All records below must be retyped exactly.

PROVIDED MATERIAL.
+-------+

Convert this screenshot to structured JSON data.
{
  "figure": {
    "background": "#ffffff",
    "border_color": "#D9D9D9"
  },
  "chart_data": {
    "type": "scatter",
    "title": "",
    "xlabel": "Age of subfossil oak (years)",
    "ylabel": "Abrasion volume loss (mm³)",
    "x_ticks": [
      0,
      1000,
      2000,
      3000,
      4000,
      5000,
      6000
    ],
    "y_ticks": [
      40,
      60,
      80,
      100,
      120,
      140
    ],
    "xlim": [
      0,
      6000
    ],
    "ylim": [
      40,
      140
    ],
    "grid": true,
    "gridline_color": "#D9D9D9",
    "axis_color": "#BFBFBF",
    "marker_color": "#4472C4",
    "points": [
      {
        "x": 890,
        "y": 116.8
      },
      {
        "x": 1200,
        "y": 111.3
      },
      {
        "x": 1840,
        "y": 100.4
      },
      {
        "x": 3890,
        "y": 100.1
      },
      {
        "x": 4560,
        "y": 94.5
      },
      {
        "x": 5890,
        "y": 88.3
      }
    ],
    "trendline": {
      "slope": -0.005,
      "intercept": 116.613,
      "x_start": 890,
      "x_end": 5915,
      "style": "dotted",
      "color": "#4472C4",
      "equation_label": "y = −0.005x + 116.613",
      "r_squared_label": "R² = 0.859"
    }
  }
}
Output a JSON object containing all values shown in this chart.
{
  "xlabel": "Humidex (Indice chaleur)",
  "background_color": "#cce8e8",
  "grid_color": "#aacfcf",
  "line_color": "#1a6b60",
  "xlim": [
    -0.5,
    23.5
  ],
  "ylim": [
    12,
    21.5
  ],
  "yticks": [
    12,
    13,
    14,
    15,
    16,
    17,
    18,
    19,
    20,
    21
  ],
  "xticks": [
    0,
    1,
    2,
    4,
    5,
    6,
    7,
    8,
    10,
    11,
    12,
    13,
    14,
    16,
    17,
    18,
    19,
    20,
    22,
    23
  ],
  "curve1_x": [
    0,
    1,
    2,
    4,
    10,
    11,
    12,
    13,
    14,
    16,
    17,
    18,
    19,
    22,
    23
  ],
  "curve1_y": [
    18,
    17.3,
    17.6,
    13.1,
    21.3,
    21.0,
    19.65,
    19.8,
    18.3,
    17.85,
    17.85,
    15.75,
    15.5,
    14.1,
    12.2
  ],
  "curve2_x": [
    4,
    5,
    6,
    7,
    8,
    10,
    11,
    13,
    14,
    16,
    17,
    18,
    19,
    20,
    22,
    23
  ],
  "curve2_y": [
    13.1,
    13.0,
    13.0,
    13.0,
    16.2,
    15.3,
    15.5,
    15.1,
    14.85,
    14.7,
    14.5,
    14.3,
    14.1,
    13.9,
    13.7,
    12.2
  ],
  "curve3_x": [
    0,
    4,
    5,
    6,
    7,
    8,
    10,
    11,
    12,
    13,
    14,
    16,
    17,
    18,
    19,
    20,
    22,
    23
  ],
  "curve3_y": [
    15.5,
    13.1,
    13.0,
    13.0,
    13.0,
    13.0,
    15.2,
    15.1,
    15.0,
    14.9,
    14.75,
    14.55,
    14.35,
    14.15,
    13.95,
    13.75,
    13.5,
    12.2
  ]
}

+-------+

TASK SOLUTION.
Convert this screenshot to structured JSON data.
{
  "figure": {
    "background": "#ffffff",
    "border_color": "#D9D9D9"
  },
  "chart_data": {
    "type": "scatter",
    "title": "",
    "xlabel": "Age of subfossil oak (years)",
    "ylabel": "Abrasion volume loss (mm³)",
    "x_ticks": [
      0,
      1000,
      2000,
      3000,
      4000,
      5000,
      6000
    ],
    "y_ticks": [
      40,
      60,
      80,
      100,
      120,
      140
    ],
    "xlim": [
      0,
      6000
    ],
    "ylim": [
      40,
      140
    ],
    "grid": true,
    "gridline_color": "#D9D9D9",
    "axis_color": "#BFBFBF",
    "marker_color": "#4472C4",
    "points": [
      {
        "x": 890,
        "y": 116.8
      },
      {
        "x": 1200,
        "y": 111.3
      },
      {
        "x": 1840,
        "y": 100.4
      },
      {
        "x": 3890,
        "y": 100.1
      },
      {
        "x": 4560,
        "y": 94.5
      },
      {
        "x": 5890,
        "y": 88.3
      }
    ],
    "trendline": {
      "slope": -0.005,
      "intercept": 116.613,
      "x_start": 890,
      "x_end": 5915,
      "style": "dotted",
      "color": "#4472C4",
      "equation_label": "y = −0.005x + 116.613",
      "r_squared_label": "R² = 0.859"
    }
  }
}
Output a JSON object containing all values shown in this chart.
{
  "xlabel": "Humidex (Indice chaleur)",
  "background_color": "#cce8e8",
  "grid_color": "#aacfcf",
  "line_color": "#1a6b60",
  "xlim": [
    -0.5,
    23.5
  ],
  "ylim": [
    12,
    21.5
  ],
  "yticks": [
    12,
    13,
    14,
    15,
    16,
    17,
    18,
    19,
    20,
    21
  ],
  "xticks": [
    0,
    1,
    2,
    4,
    5,
    6,
    7,
    8,
    10,
    11,
    12,
    13,
    14,
    16,
    17,
    18,
    19,
    20,
    22,
    23
  ],
  "curve1_x": [
    0,
    1,
    2,
    4,
    10,
    11,
    12,
    13,
    14,
    16,
    17,
    18,
    19,
    22,
    23
  ],
  "curve1_y": [
    18,
    17.3,
    17.6,
    13.1,
    21.3,
    21.0,
    19.65,
    19.8,
    18.3,
    17.85,
    17.85,
    15.75,
    15.5,
    14.1,
    12.2
  ],
  "curve2_x": [
    4,
    5,
    6,
    7,
    8,
    10,
    11,
    13,
    14,
    16,
    17,
    18,
    19,
    20,
    22,
    23
  ],
  "curve2_y": [
    13.1,
    13.0,
    13.0,
    13.0,
    16.2,
    15.3,
    15.5,
    15.1,
    14.85,
    14.7,
    14.5,
    14.3,
    14.1,
    13.9,
    13.7,
    12.2
  ],
  "curve3_x": [
    0,
    4,
    5,
    6,
    7,
    8,
    10,
    11,
    12,
    13,
    14,
    16,
    17,
    18,
    19,
    20,
    22,
    23
  ],
  "curve3_y": [
    15.5,
    13.1,
    13.0,
    13.0,
    13.0,
    13.0,
    15.2,
    15.1,
    15.0,
    14.9,
    14.75,
    14.55,
    14.35,
    14.15,
    13.95,
    13.75,
    13.5,
    12.2
  ]
}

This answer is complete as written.